◆ **DIRECTIONS FOR THIS TASK**:
Among the entries below, find each line with "must" and show it.

◆ **EXTRACTED INFORMATION**:
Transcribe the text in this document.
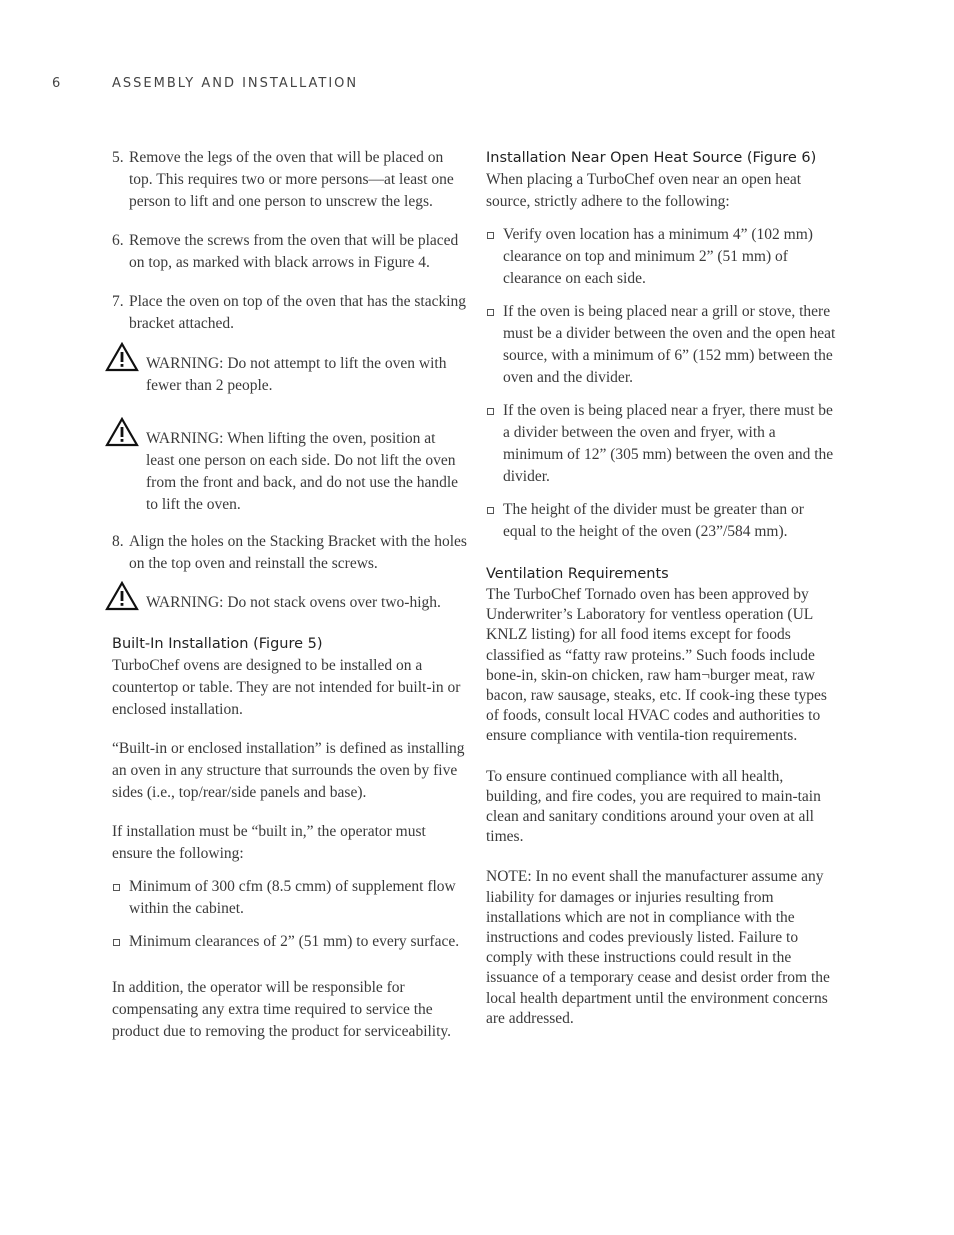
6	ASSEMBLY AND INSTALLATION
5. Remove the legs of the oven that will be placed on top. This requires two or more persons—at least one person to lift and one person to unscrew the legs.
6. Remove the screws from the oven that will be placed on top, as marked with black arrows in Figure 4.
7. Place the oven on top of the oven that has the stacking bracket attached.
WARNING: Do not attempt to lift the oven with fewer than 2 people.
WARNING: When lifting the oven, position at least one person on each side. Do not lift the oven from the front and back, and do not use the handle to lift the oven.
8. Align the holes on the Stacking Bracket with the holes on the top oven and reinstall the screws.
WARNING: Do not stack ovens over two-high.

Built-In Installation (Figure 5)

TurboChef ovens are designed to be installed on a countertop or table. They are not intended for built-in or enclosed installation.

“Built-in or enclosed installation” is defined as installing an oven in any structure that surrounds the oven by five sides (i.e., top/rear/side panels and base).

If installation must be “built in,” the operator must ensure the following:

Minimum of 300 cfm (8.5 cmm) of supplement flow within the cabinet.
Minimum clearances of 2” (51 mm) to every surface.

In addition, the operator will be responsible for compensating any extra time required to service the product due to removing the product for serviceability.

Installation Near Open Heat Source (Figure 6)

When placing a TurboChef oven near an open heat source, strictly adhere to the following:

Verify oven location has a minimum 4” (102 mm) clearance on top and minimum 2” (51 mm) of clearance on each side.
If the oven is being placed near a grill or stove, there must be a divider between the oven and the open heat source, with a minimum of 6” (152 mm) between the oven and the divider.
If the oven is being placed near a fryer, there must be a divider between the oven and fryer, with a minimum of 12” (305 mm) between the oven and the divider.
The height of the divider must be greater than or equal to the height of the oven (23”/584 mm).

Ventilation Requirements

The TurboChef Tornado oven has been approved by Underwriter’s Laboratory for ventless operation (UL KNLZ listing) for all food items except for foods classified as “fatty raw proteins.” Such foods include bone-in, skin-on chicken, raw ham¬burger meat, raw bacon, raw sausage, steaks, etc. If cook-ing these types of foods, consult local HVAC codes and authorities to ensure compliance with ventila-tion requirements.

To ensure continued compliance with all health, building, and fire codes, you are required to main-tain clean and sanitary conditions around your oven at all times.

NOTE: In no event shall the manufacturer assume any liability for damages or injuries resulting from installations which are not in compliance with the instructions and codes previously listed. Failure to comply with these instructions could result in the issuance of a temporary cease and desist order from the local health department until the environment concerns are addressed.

...

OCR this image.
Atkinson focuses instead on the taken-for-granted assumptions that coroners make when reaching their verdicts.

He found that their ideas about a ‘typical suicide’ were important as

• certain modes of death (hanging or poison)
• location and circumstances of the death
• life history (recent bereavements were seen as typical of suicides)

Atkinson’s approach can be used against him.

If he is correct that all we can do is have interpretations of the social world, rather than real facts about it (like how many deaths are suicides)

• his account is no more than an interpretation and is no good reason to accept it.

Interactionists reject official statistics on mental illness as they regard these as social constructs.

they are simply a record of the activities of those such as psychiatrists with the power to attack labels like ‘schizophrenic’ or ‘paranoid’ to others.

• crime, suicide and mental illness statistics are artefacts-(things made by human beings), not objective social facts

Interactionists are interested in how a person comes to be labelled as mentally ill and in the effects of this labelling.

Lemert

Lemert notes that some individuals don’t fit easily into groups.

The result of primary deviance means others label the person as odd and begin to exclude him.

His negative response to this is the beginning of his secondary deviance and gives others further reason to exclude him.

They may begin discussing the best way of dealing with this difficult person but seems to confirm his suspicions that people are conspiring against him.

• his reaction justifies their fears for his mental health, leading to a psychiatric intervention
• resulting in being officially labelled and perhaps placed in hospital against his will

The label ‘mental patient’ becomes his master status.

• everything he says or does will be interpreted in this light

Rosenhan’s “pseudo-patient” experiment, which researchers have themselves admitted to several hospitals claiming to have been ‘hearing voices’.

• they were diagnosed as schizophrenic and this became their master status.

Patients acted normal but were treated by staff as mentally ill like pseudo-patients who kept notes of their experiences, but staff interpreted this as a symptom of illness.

◆ **SOLUTION BELOW**:
If installation must be “built in,” the operator must ensure the following:
If the oven is being placed near a grill or stove, there must be a divider between the oven and the open heat source, with a minimum of 6” (152 mm) between the oven and the divider.
If the oven is being placed near a fryer, there must be a divider between the oven and fryer, with a minimum of 12” (305 mm) between the oven and the divider.
The height of the divider must be greater than or equal to the height of the oven (23”/584 mm).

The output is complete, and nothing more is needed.